## Spatial annotation entries
- - - - -
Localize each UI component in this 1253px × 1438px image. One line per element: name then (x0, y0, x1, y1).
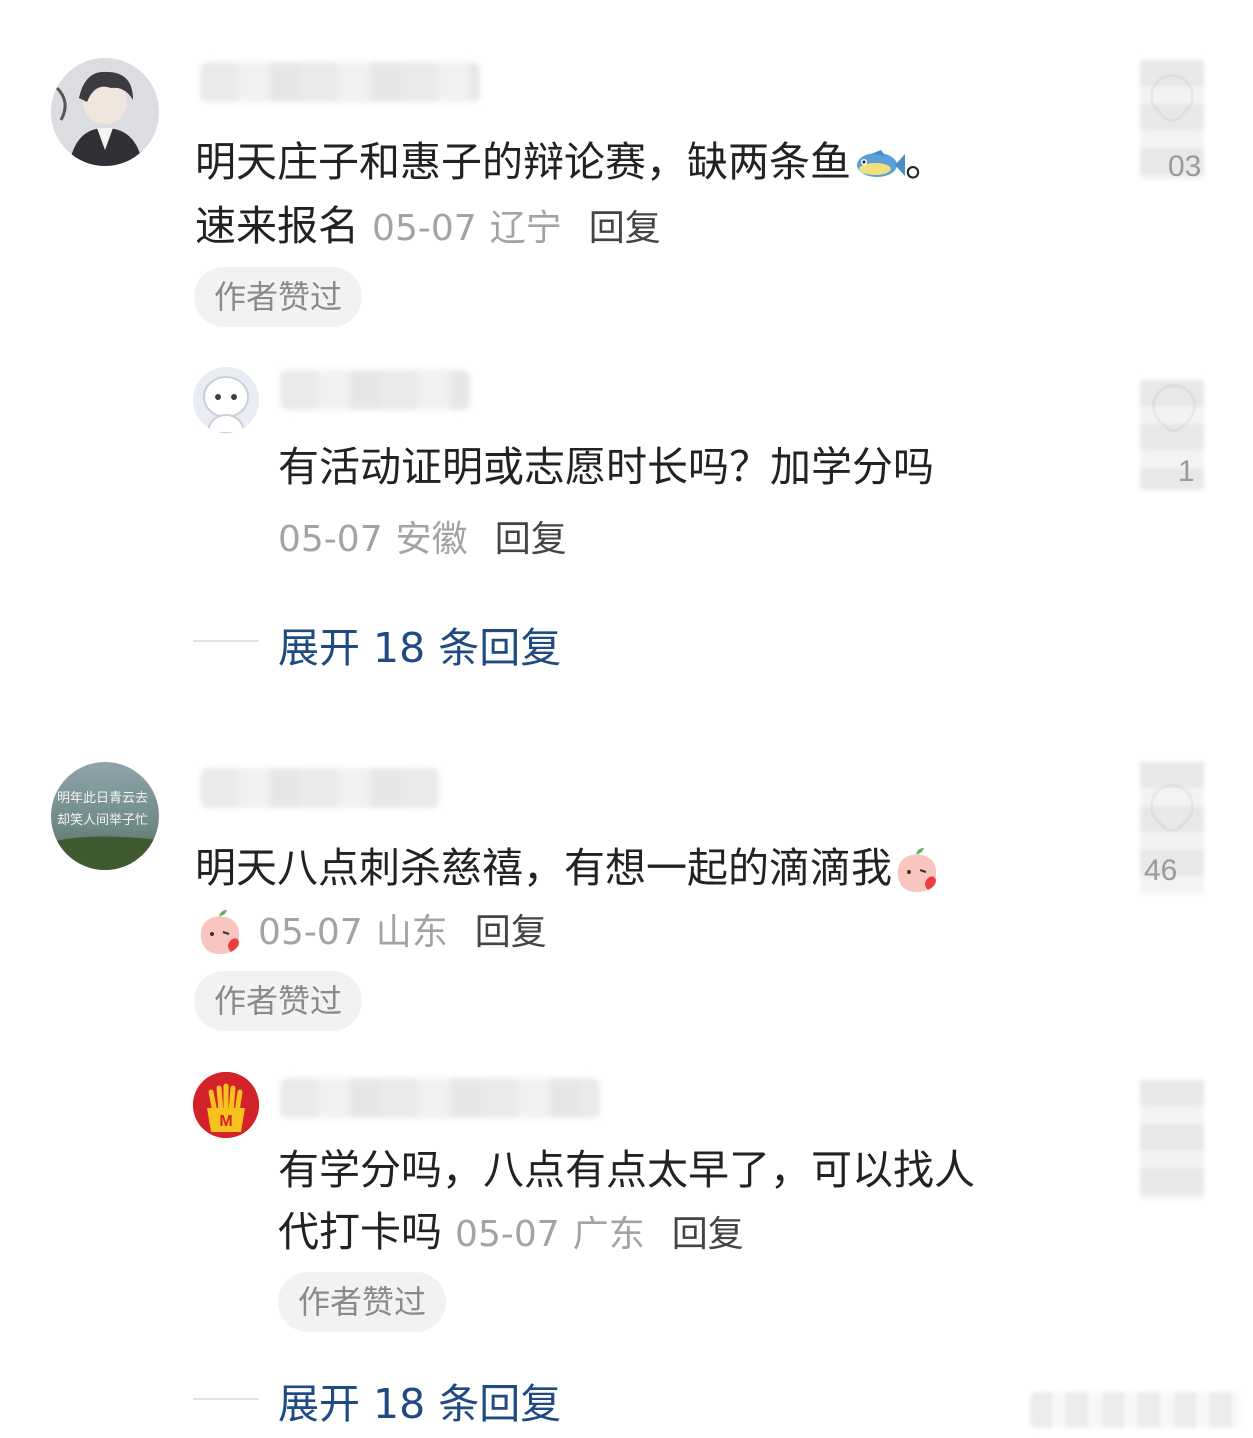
reply-button[interactable]: 回复 (495, 519, 567, 560)
like-count: 03 (1168, 150, 1202, 183)
reply-location: 安徽 (395, 519, 468, 560)
comment-text: 明天八点刺杀慈禧，有想一起的滴滴我 (195, 836, 942, 900)
reply-meta: 05-07 安徽 回复 (278, 505, 567, 572)
like-count: 46 (1144, 854, 1178, 887)
reply-date: 05-07 (278, 519, 383, 560)
peach-kiss-icon (200, 910, 240, 954)
comment-location: 辽宁 (489, 208, 562, 249)
comment-text: 明天庄子和惠子的辩论赛，缺两条鱼 。 (195, 138, 946, 186)
avatar-caption: 明年此日青云去 却笑人间举子忙 (57, 791, 149, 828)
reply-date: 05-07 (455, 1214, 560, 1255)
reply-button[interactable]: 回复 (589, 208, 661, 249)
reply-username-blurred[interactable] (280, 370, 470, 410)
reply-button[interactable]: 回复 (475, 912, 547, 953)
reply-avatar[interactable]: M (193, 1072, 259, 1138)
reply-username-blurred[interactable] (280, 1078, 600, 1118)
reply-text: 有学分吗，八点有点太早了，可以找人 (278, 1146, 975, 1194)
expand-replies-link[interactable]: 展开 18 条回复 (278, 614, 561, 674)
expand-replies-link[interactable]: 展开 18 条回复 (278, 1370, 561, 1430)
like-blur (1140, 1080, 1204, 1200)
peach-kiss-icon (897, 848, 937, 892)
comment-date: 05-07 (372, 208, 477, 249)
reply-button[interactable]: 回复 (672, 1214, 744, 1255)
avatar[interactable] (51, 58, 159, 166)
like-count: 1 (1178, 455, 1195, 488)
reply-avatar[interactable] (193, 367, 259, 433)
author-liked-badge: 作者赞过 (194, 971, 363, 1031)
reply-text-line2: 代打卡吗 05-07 广东 回复 (278, 1208, 744, 1256)
reply-text: 有活动证明或志愿时长吗？加学分吗 (278, 443, 934, 491)
divider (193, 640, 259, 642)
author-liked-badge: 作者赞过 (194, 267, 363, 327)
username-blurred[interactable] (200, 62, 480, 102)
comment-text-line2: 速来报名 05-07 辽宁 回复 (195, 202, 661, 250)
avatar[interactable]: 明年此日青云去 却笑人间举子忙 (51, 762, 159, 870)
reply-location: 广东 (572, 1214, 645, 1255)
comment-date: 05-07 (258, 912, 363, 953)
fish-icon (857, 150, 905, 177)
watermark (1030, 1392, 1240, 1428)
comment-meta: 05-07 山东 回复 (195, 898, 547, 965)
comment-location: 山东 (375, 912, 448, 953)
divider (193, 1398, 259, 1400)
username-blurred[interactable] (200, 768, 440, 808)
svg-text:M: M (219, 1113, 232, 1130)
author-liked-badge: 作者赞过 (278, 1272, 447, 1332)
- - - - -
## EXERCISE DESCRIPTION
Give the lines of the listing running from the line containing "reply-button[interactable]: 回复 (495, 519, 567, 560)" through the line containing "reply-text: 有学分吗，八点有点太早了，可以找人 (278, 1146, 975, 1194)" as a numbered list, leaving out any blank lines.

## TASK SOLUTION
1. reply-button[interactable]: 回复 (495, 519, 567, 560)
2. like-count: 03 (1168, 150, 1202, 183)
3. reply-location: 安徽 (395, 519, 468, 560)
4. comment-text: 明天八点刺杀慈禧，有想一起的滴滴我 (195, 836, 942, 900)
5. reply-meta: 05-07 安徽 回复 (278, 505, 567, 572)
6. like-count: 46 (1144, 854, 1178, 887)
7. reply-date: 05-07 (278, 519, 383, 560)
8. peach-kiss-icon (200, 910, 240, 954)
9. comment-location: 辽宁 (489, 208, 562, 249)
10. comment-text: 明天庄子和惠子的辩论赛，缺两条鱼 。 (195, 138, 946, 186)
11. avatar-caption: 明年此日青云去 却笑人间举子忙 (57, 791, 149, 828)
12. reply-date: 05-07 (455, 1214, 560, 1255)
13. reply-button[interactable]: 回复 (589, 208, 661, 249)
14. reply-username-blurred[interactable] (280, 370, 470, 410)
15. reply-button[interactable]: 回复 (475, 912, 547, 953)
16. reply-avatar[interactable]: M (193, 1072, 259, 1138)
17. reply-username-blurred[interactable] (280, 1078, 600, 1118)
18. reply-text: 有学分吗，八点有点太早了，可以找人 (278, 1146, 975, 1194)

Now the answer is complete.